Given exercise = Your task is to repeat the entries underneath exactly, minus the pictures.

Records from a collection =
==============================
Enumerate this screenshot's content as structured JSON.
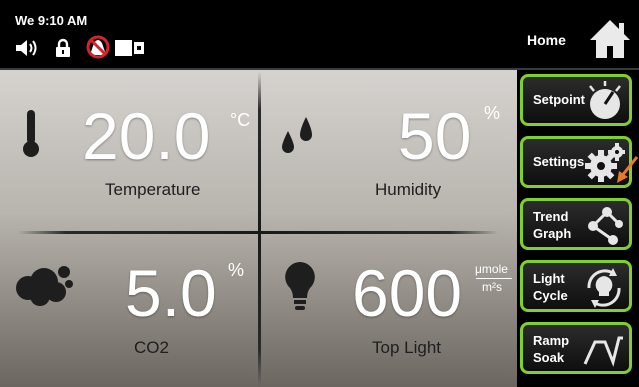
{
  "status": {
    "clock": "We 9:10 AM",
    "icons": [
      "speaker-icon",
      "lock-icon",
      "no-alarm-icon",
      "door-icon"
    ]
  },
  "home": {
    "label": "Home"
  },
  "readings": {
    "temperature": {
      "value": "20.0",
      "unit": "°C",
      "label": "Temperature"
    },
    "humidity": {
      "value": "50",
      "unit": "%",
      "label": "Humidity"
    },
    "co2": {
      "value": "5.0",
      "unit": "%",
      "label": "CO2"
    },
    "light": {
      "value": "600",
      "unit_top": "μmole",
      "unit_bottom": "m²s",
      "label": "Top Light"
    }
  },
  "menu": {
    "setpoint": "Setpoint",
    "settings": "Settings",
    "trend_line1": "Trend",
    "trend_line2": "Graph",
    "light_line1": "Light",
    "light_line2": "Cycle",
    "ramp_line1": "Ramp",
    "ramp_line2": "Soak"
  },
  "colors": {
    "button_border": "#7fcf2f",
    "value_text": "#ffffff",
    "pointer_arrow": "#e8782a"
  }
}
==============================
Exercise response =
Enumerate this screenshot's content as structured JSON.
{
  "status": {
    "clock": "We 9:10 AM",
    "icons": [
      "speaker-icon",
      "lock-icon",
      "no-alarm-icon",
      "door-icon"
    ]
  },
  "home": {
    "label": "Home"
  },
  "readings": {
    "temperature": {
      "value": "20.0",
      "unit": "°C",
      "label": "Temperature"
    },
    "humidity": {
      "value": "50",
      "unit": "%",
      "label": "Humidity"
    },
    "co2": {
      "value": "5.0",
      "unit": "%",
      "label": "CO2"
    },
    "light": {
      "value": "600",
      "unit_top": "μmole",
      "unit_bottom": "m²s",
      "label": "Top Light"
    }
  },
  "menu": {
    "setpoint": "Setpoint",
    "settings": "Settings",
    "trend_line1": "Trend",
    "trend_line2": "Graph",
    "light_line1": "Light",
    "light_line2": "Cycle",
    "ramp_line1": "Ramp",
    "ramp_line2": "Soak"
  },
  "colors": {
    "button_border": "#7fcf2f",
    "value_text": "#ffffff",
    "pointer_arrow": "#e8782a"
  }
}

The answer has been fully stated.